Stated task: In the records below, locate the line containing "Type out the text in this image.", then extract it and all following lines exactly, ending with the last line.

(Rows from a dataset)
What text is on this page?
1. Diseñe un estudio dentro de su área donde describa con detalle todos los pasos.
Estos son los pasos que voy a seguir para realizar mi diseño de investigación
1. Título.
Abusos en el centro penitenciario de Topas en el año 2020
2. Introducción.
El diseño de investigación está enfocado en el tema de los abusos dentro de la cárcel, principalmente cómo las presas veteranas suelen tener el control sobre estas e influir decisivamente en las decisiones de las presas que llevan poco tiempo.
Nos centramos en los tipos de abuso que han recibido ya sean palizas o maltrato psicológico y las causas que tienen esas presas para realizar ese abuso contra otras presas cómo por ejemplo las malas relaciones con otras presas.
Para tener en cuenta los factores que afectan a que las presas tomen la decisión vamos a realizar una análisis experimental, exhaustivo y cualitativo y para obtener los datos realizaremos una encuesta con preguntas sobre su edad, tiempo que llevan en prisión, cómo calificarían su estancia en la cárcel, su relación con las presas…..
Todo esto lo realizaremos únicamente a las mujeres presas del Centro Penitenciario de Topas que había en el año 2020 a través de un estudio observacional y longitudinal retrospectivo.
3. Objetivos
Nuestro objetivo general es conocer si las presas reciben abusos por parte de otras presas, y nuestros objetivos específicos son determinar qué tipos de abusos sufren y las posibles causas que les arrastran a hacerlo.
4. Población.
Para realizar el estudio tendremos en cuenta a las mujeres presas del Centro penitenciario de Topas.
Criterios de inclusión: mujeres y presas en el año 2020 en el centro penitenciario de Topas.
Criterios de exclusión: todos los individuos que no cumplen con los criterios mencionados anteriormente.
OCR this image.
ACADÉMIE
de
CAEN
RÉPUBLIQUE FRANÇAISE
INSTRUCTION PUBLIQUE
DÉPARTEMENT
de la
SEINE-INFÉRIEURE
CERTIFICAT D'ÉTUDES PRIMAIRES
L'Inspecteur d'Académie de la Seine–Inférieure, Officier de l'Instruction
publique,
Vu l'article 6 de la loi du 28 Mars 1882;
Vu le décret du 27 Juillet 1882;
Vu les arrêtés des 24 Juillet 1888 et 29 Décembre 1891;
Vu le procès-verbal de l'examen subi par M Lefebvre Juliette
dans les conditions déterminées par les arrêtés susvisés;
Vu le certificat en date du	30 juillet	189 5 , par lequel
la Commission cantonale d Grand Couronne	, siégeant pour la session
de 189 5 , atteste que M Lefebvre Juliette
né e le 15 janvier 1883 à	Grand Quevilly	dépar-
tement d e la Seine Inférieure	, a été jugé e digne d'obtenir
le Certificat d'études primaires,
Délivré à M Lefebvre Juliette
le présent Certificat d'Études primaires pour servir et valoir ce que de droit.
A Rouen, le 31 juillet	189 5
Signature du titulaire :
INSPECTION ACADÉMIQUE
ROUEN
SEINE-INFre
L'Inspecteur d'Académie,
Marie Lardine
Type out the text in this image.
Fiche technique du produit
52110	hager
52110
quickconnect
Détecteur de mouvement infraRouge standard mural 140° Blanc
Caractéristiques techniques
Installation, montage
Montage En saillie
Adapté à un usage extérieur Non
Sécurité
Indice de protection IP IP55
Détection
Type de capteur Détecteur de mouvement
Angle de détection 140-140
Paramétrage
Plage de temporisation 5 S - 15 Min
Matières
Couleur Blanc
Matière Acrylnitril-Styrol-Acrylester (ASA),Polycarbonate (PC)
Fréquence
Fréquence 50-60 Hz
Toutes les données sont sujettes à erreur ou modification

Response to the exercise:
Type out the text in this image.
Fiche technique du produit
52110	hager
52110
quickconnect
Détecteur de mouvement infraRouge standard mural 140° Blanc
Caractéristiques techniques
Installation, montage
Montage En saillie
Adapté à un usage extérieur Non
Sécurité
Indice de protection IP IP55
Détection
Type de capteur Détecteur de mouvement
Angle de détection 140-140
Paramétrage
Plage de temporisation 5 S - 15 Min
Matières
Couleur Blanc
Matière Acrylnitril-Styrol-Acrylester (ASA),Polycarbonate (PC)
Fréquence
Fréquence 50-60 Hz
Toutes les données sont sujettes à erreur ou modification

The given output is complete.